EXERCISE TASK -
Will you give every entry again exactly as it stands?

BEGIN EXERCISE INPUT

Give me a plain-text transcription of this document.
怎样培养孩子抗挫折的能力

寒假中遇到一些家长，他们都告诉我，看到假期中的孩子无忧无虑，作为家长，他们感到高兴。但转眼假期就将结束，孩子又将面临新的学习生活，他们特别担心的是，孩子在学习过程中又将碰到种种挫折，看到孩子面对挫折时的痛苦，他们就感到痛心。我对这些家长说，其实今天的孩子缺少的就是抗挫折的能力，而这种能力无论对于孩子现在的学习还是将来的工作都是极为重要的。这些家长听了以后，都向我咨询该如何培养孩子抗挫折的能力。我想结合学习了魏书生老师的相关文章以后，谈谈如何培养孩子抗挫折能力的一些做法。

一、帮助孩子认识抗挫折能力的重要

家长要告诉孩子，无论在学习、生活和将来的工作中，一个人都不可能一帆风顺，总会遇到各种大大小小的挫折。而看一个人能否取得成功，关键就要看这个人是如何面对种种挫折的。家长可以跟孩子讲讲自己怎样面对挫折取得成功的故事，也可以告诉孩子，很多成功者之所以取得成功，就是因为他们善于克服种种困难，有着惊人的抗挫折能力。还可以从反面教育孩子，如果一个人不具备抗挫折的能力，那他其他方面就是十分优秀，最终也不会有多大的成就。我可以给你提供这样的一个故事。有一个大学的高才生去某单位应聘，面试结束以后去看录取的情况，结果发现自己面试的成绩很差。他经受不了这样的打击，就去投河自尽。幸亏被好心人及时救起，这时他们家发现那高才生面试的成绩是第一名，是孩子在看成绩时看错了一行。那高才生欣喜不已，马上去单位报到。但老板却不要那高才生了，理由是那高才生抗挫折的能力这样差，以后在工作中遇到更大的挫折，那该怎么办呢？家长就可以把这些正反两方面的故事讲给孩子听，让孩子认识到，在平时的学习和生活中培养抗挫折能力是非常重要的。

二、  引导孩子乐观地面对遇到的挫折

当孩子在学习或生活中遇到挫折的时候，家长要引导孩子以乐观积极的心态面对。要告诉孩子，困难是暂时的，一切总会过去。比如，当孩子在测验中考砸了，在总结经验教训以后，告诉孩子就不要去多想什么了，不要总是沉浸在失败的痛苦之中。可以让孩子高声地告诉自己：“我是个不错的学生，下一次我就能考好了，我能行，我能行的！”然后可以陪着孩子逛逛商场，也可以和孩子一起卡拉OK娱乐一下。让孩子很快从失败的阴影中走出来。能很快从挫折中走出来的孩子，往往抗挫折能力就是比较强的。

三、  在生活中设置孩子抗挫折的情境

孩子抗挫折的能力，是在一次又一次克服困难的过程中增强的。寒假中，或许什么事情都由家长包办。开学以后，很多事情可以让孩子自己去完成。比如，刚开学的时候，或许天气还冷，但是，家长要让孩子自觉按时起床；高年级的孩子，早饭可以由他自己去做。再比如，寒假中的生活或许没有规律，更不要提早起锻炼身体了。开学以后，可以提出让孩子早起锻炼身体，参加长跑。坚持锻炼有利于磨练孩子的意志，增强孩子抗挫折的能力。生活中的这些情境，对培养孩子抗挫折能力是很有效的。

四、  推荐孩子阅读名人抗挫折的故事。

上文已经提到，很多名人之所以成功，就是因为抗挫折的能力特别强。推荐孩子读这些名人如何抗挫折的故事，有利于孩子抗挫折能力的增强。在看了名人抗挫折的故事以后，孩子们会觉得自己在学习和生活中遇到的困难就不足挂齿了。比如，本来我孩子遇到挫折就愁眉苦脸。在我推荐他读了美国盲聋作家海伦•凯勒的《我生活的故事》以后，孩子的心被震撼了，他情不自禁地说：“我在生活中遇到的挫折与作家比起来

END EXERCISE INPUT

RESULT OF THIS TASK -
Give me a plain-text transcription of this document.
怎样培养孩子抗挫折的能力

寒假中遇到一些家长，他们都告诉我，看到假期中的孩子无忧无虑，作为家长，他们感到高兴。但转眼假期就将结束，孩子又将面临新的学习生活，他们特别担心的是，孩子在学习过程中又将碰到种种挫折，看到孩子面对挫折时的痛苦，他们就感到痛心。我对这些家长说，其实今天的孩子缺少的就是抗挫折的能力，而这种能力无论对于孩子现在的学习还是将来的工作都是极为重要的。这些家长听了以后，都向我咨询该如何培养孩子抗挫折的能力。我想结合学习了魏书生老师的相关文章以后，谈谈如何培养孩子抗挫折能力的一些做法。

一、帮助孩子认识抗挫折能力的重要

家长要告诉孩子，无论在学习、生活和将来的工作中，一个人都不可能一帆风顺，总会遇到各种大大小小的挫折。而看一个人能否取得成功，关键就要看这个人是如何面对种种挫折的。家长可以跟孩子讲讲自己怎样面对挫折取得成功的故事，也可以告诉孩子，很多成功者之所以取得成功，就是因为他们善于克服种种困难，有着惊人的抗挫折能力。还可以从反面教育孩子，如果一个人不具备抗挫折的能力，那他其他方面就是十分优秀，最终也不会有多大的成就。我可以给你提供这样的一个故事。有一个大学的高才生去某单位应聘，面试结束以后去看录取的情况，结果发现自己面试的成绩很差。他经受不了这样的打击，就去投河自尽。幸亏被好心人及时救起，这时他们家发现那高才生面试的成绩是第一名，是孩子在看成绩时看错了一行。那高才生欣喜不已，马上去单位报到。但老板却不要那高才生了，理由是那高才生抗挫折的能力这样差，以后在工作中遇到更大的挫折，那该怎么办呢？家长就可以把这些正反两方面的故事讲给孩子听，让孩子认识到，在平时的学习和生活中培养抗挫折能力是非常重要的。

二、  引导孩子乐观地面对遇到的挫折

当孩子在学习或生活中遇到挫折的时候，家长要引导孩子以乐观积极的心态面对。要告诉孩子，困难是暂时的，一切总会过去。比如，当孩子在测验中考砸了，在总结经验教训以后，告诉孩子就不要去多想什么了，不要总是沉浸在失败的痛苦之中。可以让孩子高声地告诉自己：“我是个不错的学生，下一次我就能考好了，我能行，我能行的！”然后可以陪着孩子逛逛商场，也可以和孩子一起卡拉OK娱乐一下。让孩子很快从失败的阴影中走出来。能很快从挫折中走出来的孩子，往往抗挫折能力就是比较强的。

三、  在生活中设置孩子抗挫折的情境

孩子抗挫折的能力，是在一次又一次克服困难的过程中增强的。寒假中，或许什么事情都由家长包办。开学以后，很多事情可以让孩子自己去完成。比如，刚开学的时候，或许天气还冷，但是，家长要让孩子自觉按时起床；高年级的孩子，早饭可以由他自己去做。再比如，寒假中的生活或许没有规律，更不要提早起锻炼身体了。开学以后，可以提出让孩子早起锻炼身体，参加长跑。坚持锻炼有利于磨练孩子的意志，增强孩子抗挫折的能力。生活中的这些情境，对培养孩子抗挫折能力是很有效的。

四、  推荐孩子阅读名人抗挫折的故事。

上文已经提到，很多名人之所以成功，就是因为抗挫折的能力特别强。推荐孩子读这些名人如何抗挫折的故事，有利于孩子抗挫折能力的增强。在看了名人抗挫折的故事以后，孩子们会觉得自己在学习和生活中遇到的困难就不足挂齿了。比如，本来我孩子遇到挫折就愁眉苦脸。在我推荐他读了美国盲聋作家海伦•凯勒的《我生活的故事》以后，孩子的心被震撼了，他情不自禁地说：“我在生活中遇到的挫折与作家比起来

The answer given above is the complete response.